Reproduce all of the material below verbatim, leaving out the picture.
——
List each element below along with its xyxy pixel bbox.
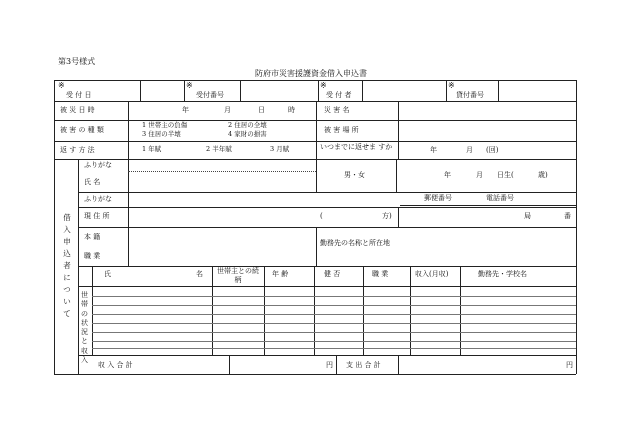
repay-year: 年: [430, 146, 437, 154]
gender-label: 男・女: [344, 171, 365, 179]
repayment-option: 1 年賦: [142, 145, 162, 153]
col-age: 年 齢: [272, 270, 289, 278]
office-mark: ※: [320, 81, 327, 90]
disaster-name-label: 災 害 名: [324, 106, 350, 114]
col-workplace: 勤務先・学校名: [478, 270, 527, 278]
col-occupation: 職 業: [372, 270, 389, 278]
age-label: 歳): [538, 171, 548, 179]
disaster-month: 月: [224, 106, 231, 114]
disaster-datetime-label: 被 災 日 時: [60, 106, 95, 114]
repayment-method-label: 返 す 方 法: [60, 146, 95, 154]
number-label: 番: [564, 212, 571, 220]
repayment-option: 2 半年賦: [206, 145, 232, 153]
address-label: 現 住 所: [84, 212, 110, 220]
household-side-label: 世帯の状況と収入: [81, 291, 88, 365]
expense-total-label: 支 出 合 計: [346, 361, 381, 369]
office-mark: ※: [448, 81, 455, 90]
damage-type-option: 3 住居の半壊: [142, 130, 181, 138]
repay-times: (回): [486, 146, 499, 154]
occupation-label: 職 業: [84, 252, 101, 260]
repay-until-label: いつまでに返せま すか: [320, 143, 393, 151]
furigana-label-2: ふりがな: [84, 195, 112, 203]
col-income: 収入(月収): [415, 270, 449, 278]
workplace-label: 勤務先の名称と所在地: [320, 239, 390, 247]
damage-type-option: 4 家財の損害: [228, 130, 267, 138]
damage-type-label: 被 害 の 種 類: [60, 126, 104, 134]
form-number: 第3号様式: [58, 57, 96, 66]
disaster-year: 年: [182, 106, 189, 114]
phone-number-label: 電話番号: [486, 194, 514, 202]
paren-open: (: [320, 212, 323, 220]
birth-year: 年: [444, 171, 451, 179]
office-mark: ※: [186, 81, 193, 90]
domicile-label: 本 籍: [84, 233, 101, 241]
postal-code-label: 郵便番号: [424, 194, 452, 202]
disaster-hour: 時: [288, 106, 295, 114]
loan-number-label: 貸付番号: [456, 91, 484, 99]
area-code-label: 局: [524, 212, 531, 220]
birth-month: 月: [476, 171, 483, 179]
col-health: 健 否: [324, 270, 341, 278]
page-title: 防府市災害援護資金借入申込書: [255, 69, 367, 78]
yen-mark: 円: [566, 361, 573, 369]
yen-mark: 円: [326, 361, 333, 369]
col-name-b: 名: [196, 270, 203, 278]
income-total-label: 収 入 合 計: [98, 361, 133, 369]
paren-close: 方): [382, 212, 392, 220]
damage-place-label: 被 害 場 所: [324, 126, 359, 134]
applicant-side-label: 借入申込者について: [63, 213, 71, 318]
receiver-label: 受 付 者: [326, 91, 352, 99]
col-name-a: 氏: [104, 270, 111, 278]
repayment-option: 3 月賦: [270, 145, 290, 153]
office-mark: ※: [58, 81, 65, 90]
disaster-day: 日: [258, 106, 265, 114]
birth-day: 日生(: [497, 171, 514, 179]
name-label: 氏 名: [84, 178, 101, 186]
received-date-label: 受 付 日: [66, 91, 92, 99]
damage-type-option: 1 世帯主の負傷: [142, 121, 188, 129]
damage-type-option: 2 住居の全壊: [228, 121, 267, 129]
col-relation: 世帯主との続 柄: [217, 267, 259, 284]
furigana-label: ふりがな: [84, 161, 112, 169]
repay-month: 月: [466, 146, 473, 154]
receipt-number-label: 受付番号: [196, 91, 224, 99]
——
Answer to this problem:
List each element below along with its xyxy pixel bbox.
repay-year: 年: [430, 146, 437, 154]
gender-label: 男・女: [344, 171, 365, 179]
repayment-option: 1 年賦: [142, 145, 162, 153]
col-age: 年 齢: [272, 270, 289, 278]
office-mark: ※: [320, 81, 327, 90]
disaster-name-label: 災 害 名: [324, 106, 350, 114]
col-workplace: 勤務先・学校名: [478, 270, 527, 278]
col-occupation: 職 業: [372, 270, 389, 278]
age-label: 歳): [538, 171, 548, 179]
disaster-month: 月: [224, 106, 231, 114]
disaster-datetime-label: 被 災 日 時: [60, 106, 95, 114]
repayment-method-label: 返 す 方 法: [60, 146, 95, 154]
number-label: 番: [564, 212, 571, 220]
repayment-option: 2 半年賦: [206, 145, 232, 153]
address-label: 現 住 所: [84, 212, 110, 220]
household-side-label: 世帯の状況と収入: [81, 291, 88, 365]
expense-total-label: 支 出 合 計: [346, 361, 381, 369]
office-mark: ※: [448, 81, 455, 90]
damage-type-option: 3 住居の半壊: [142, 130, 181, 138]
repay-times: (回): [486, 146, 499, 154]
occupation-label: 職 業: [84, 252, 101, 260]
repay-until-label: いつまでに返せま すか: [320, 143, 393, 151]
furigana-label-2: ふりがな: [84, 195, 112, 203]
col-income: 収入(月収): [415, 270, 449, 278]
workplace-label: 勤務先の名称と所在地: [320, 239, 390, 247]
damage-type-option: 4 家財の損害: [228, 130, 267, 138]
damage-type-label: 被 害 の 種 類: [60, 126, 104, 134]
form-number: 第3号様式: [58, 57, 96, 66]
disaster-year: 年: [182, 106, 189, 114]
phone-number-label: 電話番号: [486, 194, 514, 202]
paren-open: (: [320, 212, 323, 220]
birth-year: 年: [444, 171, 451, 179]
office-mark: ※: [186, 81, 193, 90]
domicile-label: 本 籍: [84, 233, 101, 241]
postal-code-label: 郵便番号: [424, 194, 452, 202]
disaster-hour: 時: [288, 106, 295, 114]
loan-number-label: 貸付番号: [456, 91, 484, 99]
area-code-label: 局: [524, 212, 531, 220]
birth-month: 月: [476, 171, 483, 179]
col-health: 健 否: [324, 270, 341, 278]
page-title: 防府市災害援護資金借入申込書: [255, 69, 367, 78]
yen-mark: 円: [566, 361, 573, 369]
yen-mark: 円: [326, 361, 333, 369]
col-name-b: 名: [196, 270, 203, 278]
income-total-label: 収 入 合 計: [98, 361, 133, 369]
paren-close: 方): [382, 212, 392, 220]
damage-place-label: 被 害 場 所: [324, 126, 359, 134]
applicant-side-label: 借入申込者について: [63, 213, 71, 318]
receiver-label: 受 付 者: [326, 91, 352, 99]
col-name-a: 氏: [104, 270, 111, 278]
repayment-option: 3 月賦: [270, 145, 290, 153]
office-mark: ※: [58, 81, 65, 90]
disaster-day: 日: [258, 106, 265, 114]
birth-day: 日生(: [497, 171, 514, 179]
name-label: 氏 名: [84, 178, 101, 186]
received-date-label: 受 付 日: [66, 91, 92, 99]
damage-type-option: 1 世帯主の負傷: [142, 121, 188, 129]
damage-type-option: 2 住居の全壊: [228, 121, 267, 129]
col-relation: 世帯主との続 柄: [217, 267, 259, 284]
furigana-label: ふりがな: [84, 161, 112, 169]
repay-month: 月: [466, 146, 473, 154]
receipt-number-label: 受付番号: [196, 91, 224, 99]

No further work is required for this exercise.